◆ **What you will do**:
Wherever a line below holds the word "Создание", copy that line.

◆ **Records provided**:
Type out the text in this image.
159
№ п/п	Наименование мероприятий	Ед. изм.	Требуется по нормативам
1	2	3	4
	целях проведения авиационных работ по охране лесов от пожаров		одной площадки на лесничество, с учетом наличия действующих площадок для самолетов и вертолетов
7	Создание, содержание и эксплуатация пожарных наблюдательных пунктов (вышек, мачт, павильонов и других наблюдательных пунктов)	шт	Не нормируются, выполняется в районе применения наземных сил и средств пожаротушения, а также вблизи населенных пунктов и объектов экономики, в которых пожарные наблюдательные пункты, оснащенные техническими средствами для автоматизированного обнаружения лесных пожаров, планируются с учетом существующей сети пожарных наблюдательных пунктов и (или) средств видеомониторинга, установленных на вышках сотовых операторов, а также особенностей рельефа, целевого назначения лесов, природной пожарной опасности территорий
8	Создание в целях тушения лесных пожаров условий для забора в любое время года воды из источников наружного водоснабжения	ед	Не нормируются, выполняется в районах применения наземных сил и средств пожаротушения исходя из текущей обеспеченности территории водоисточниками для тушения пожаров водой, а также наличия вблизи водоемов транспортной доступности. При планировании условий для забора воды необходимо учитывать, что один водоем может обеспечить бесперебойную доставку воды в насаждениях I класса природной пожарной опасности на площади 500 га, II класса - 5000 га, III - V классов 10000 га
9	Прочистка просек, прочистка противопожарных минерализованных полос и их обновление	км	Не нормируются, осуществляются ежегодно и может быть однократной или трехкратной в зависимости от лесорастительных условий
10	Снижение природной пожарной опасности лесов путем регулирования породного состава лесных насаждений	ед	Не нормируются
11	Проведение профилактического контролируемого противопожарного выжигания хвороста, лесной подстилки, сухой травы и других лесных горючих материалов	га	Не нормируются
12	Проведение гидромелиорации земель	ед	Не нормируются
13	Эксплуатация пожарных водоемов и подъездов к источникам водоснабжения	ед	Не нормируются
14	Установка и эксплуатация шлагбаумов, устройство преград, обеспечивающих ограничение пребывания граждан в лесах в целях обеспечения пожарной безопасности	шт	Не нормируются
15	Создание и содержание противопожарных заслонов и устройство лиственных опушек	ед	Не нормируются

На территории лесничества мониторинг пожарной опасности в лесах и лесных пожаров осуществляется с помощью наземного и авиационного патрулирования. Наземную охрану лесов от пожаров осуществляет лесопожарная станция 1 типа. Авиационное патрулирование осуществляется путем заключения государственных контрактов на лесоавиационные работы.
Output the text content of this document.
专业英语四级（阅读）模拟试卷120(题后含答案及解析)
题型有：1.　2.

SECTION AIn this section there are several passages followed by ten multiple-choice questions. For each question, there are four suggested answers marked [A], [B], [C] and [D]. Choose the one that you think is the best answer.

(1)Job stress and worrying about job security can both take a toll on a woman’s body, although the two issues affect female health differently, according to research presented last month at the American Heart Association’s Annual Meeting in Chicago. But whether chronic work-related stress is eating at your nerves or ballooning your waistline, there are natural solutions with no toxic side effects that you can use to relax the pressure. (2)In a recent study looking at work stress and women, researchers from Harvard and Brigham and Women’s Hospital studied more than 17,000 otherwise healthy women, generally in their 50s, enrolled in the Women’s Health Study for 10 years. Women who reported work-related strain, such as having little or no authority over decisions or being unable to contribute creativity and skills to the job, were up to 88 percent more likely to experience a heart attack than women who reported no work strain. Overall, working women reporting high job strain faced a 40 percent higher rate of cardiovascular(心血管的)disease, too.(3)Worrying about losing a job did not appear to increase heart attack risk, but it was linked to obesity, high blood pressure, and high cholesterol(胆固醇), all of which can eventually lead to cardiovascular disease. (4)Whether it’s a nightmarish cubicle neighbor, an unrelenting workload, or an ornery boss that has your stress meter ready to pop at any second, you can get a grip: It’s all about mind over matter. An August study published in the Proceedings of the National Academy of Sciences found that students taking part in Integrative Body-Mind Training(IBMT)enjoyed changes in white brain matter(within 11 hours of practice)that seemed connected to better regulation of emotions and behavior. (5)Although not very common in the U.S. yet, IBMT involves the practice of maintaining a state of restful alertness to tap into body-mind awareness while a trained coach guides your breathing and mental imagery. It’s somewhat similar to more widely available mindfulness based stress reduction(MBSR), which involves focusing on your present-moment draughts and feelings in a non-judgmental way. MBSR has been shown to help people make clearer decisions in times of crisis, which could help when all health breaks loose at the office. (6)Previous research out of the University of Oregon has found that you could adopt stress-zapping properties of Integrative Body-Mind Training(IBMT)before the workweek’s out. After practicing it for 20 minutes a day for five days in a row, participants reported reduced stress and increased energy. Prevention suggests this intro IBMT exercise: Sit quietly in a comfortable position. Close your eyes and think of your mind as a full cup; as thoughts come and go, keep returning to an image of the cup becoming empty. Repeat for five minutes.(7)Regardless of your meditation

◆ **Output for this task**:
7	Создание, содержание и эксплуатация пожарных наблюдательных пунктов (вышек, мачт, павильонов и других наблюдательных пунктов)	шт	Не нормируются, выполняется в районе применения наземных сил и средств пожаротушения, а также вблизи населенных пунктов и объектов экономики, в которых пожарные наблюдательные пункты, оснащенные техническими средствами для автоматизированного обнаружения лесных пожаров, планируются с учетом существующей сети пожарных наблюдательных пунктов и (или) средств видеомониторинга, установленных на вышках сотовых операторов, а также особенностей рельефа, целевого назначения лесов, природной пожарной опасности территорий
8	Создание в целях тушения лесных пожаров условий для забора в любое время года воды из источников наружного водоснабжения	ед	Не нормируются, выполняется в районах применения наземных сил и средств пожаротушения исходя из текущей обеспеченности территории водоисточниками для тушения пожаров водой, а также наличия вблизи водоемов транспортной доступности. При планировании условий для забора воды необходимо учитывать, что один водоем может обеспечить бесперебойную доставку воды в насаждениях I класса природной пожарной опасности на площади 500 га, II класса - 5000 га, III - V классов 10000 га
15	Создание и содержание противопожарных заслонов и устройство лиственных опушек	ед	Не нормируются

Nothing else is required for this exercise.